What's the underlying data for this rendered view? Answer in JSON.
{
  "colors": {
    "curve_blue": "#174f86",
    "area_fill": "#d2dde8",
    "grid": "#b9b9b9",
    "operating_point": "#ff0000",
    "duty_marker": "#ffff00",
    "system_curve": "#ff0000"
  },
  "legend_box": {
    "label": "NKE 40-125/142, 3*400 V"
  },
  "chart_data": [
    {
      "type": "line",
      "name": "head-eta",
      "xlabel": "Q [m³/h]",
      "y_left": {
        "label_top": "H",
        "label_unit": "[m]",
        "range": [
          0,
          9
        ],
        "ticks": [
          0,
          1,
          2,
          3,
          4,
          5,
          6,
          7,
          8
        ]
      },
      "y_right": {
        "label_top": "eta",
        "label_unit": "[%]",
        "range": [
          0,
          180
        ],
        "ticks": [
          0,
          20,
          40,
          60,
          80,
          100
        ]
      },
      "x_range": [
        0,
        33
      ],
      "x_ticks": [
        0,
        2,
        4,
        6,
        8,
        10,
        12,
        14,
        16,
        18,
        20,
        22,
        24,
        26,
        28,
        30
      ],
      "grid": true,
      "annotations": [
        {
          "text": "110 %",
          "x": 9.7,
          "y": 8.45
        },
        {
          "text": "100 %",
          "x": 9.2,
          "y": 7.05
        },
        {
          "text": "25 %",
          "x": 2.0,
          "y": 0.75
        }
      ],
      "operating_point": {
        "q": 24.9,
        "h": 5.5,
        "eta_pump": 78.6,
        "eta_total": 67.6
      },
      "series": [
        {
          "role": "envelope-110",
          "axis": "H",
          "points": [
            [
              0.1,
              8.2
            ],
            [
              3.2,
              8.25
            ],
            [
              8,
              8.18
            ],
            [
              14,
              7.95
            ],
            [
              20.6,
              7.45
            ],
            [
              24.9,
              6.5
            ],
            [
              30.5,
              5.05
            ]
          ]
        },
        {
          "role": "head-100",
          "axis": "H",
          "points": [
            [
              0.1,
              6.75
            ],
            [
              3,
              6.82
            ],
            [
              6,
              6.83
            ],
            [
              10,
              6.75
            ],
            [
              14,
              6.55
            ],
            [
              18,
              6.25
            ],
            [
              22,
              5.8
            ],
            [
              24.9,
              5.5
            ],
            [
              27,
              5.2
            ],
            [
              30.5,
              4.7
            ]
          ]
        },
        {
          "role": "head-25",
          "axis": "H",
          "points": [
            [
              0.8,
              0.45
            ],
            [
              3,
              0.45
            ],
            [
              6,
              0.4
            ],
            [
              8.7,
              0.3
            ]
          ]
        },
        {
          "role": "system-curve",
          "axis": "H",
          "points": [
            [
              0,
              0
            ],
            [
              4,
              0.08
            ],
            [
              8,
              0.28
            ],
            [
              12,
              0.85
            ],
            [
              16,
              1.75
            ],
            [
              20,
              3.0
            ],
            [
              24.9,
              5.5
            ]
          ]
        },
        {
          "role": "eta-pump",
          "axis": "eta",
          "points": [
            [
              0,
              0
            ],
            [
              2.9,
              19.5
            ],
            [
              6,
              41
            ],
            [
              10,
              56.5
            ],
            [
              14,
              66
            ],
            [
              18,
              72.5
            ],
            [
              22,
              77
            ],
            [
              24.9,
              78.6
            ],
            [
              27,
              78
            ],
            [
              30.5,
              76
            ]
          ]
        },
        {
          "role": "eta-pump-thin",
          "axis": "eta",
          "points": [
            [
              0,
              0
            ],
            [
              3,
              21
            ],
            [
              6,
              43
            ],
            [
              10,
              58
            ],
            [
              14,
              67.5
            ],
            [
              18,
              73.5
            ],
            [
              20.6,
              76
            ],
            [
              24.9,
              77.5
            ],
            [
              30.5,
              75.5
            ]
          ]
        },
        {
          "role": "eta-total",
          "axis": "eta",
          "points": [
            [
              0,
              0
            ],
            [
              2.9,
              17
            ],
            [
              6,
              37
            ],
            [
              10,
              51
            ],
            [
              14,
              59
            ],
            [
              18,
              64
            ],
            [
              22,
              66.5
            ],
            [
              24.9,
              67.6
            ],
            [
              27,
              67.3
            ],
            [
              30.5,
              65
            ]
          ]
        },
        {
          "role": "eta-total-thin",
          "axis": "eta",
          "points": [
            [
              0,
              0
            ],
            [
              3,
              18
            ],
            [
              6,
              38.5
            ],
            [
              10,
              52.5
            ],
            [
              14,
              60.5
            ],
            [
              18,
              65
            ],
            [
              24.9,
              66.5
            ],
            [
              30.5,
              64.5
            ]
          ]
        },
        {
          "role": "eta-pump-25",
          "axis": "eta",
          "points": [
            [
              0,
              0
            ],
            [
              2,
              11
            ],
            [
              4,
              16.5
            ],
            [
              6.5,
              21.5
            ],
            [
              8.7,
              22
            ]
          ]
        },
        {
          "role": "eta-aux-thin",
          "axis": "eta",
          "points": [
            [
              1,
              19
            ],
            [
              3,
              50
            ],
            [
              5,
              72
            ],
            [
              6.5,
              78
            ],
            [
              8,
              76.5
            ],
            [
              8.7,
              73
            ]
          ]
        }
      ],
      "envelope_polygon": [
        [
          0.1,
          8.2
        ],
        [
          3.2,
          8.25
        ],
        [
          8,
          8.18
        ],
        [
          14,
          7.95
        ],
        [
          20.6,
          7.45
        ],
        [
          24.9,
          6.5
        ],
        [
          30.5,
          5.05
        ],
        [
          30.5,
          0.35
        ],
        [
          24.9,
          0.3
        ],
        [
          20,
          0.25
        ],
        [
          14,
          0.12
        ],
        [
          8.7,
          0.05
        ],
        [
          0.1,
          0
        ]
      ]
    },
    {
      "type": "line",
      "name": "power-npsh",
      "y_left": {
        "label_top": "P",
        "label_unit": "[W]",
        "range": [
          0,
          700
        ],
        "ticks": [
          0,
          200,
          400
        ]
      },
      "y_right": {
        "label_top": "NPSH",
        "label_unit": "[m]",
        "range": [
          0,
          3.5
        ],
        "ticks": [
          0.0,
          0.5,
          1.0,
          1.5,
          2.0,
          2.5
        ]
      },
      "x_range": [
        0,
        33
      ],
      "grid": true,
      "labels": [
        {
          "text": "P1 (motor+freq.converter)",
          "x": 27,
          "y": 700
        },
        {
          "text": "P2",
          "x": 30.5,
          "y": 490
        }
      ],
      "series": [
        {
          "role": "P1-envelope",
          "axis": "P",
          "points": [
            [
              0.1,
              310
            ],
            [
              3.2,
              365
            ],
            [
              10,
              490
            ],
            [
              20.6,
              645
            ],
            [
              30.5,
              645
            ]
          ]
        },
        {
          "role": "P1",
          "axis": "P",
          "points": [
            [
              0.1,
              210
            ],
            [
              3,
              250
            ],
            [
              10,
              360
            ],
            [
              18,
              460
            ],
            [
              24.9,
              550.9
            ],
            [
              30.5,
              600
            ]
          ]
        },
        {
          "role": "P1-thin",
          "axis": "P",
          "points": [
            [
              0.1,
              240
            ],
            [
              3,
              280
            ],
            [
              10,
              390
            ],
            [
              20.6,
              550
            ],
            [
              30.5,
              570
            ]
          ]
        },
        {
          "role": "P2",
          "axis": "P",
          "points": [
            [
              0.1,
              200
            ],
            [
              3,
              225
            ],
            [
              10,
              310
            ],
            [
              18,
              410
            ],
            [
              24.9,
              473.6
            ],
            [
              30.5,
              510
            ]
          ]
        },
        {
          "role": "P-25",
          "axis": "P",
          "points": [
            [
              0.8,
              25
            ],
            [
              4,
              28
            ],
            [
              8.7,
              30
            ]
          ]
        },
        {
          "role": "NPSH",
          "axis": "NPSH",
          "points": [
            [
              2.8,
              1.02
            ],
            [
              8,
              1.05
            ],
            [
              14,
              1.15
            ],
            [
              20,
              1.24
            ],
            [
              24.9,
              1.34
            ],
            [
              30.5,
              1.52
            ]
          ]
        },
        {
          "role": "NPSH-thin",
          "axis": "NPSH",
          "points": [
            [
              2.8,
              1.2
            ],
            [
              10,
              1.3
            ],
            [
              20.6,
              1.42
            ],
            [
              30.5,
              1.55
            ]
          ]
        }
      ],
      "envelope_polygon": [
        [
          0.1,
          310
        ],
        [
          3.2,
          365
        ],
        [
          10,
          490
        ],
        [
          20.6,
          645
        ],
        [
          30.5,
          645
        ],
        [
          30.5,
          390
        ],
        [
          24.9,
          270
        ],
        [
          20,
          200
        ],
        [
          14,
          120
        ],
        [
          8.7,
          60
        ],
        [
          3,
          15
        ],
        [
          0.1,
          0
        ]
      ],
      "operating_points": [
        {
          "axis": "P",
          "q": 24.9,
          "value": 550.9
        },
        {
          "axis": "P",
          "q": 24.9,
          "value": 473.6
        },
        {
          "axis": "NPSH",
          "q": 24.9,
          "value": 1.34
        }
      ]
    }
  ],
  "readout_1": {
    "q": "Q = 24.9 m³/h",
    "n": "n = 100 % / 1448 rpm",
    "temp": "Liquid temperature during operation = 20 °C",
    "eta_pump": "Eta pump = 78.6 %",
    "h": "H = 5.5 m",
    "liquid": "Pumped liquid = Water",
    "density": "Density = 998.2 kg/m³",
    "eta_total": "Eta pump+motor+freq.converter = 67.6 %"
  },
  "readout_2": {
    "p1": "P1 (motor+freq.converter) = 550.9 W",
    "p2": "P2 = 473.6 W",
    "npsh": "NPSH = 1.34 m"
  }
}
- - - - -
__STATED EXERCISE__.
Report how many lines in the records above contain the word "freq", giving only the number.

__WRITTEN SOLUTION__.
3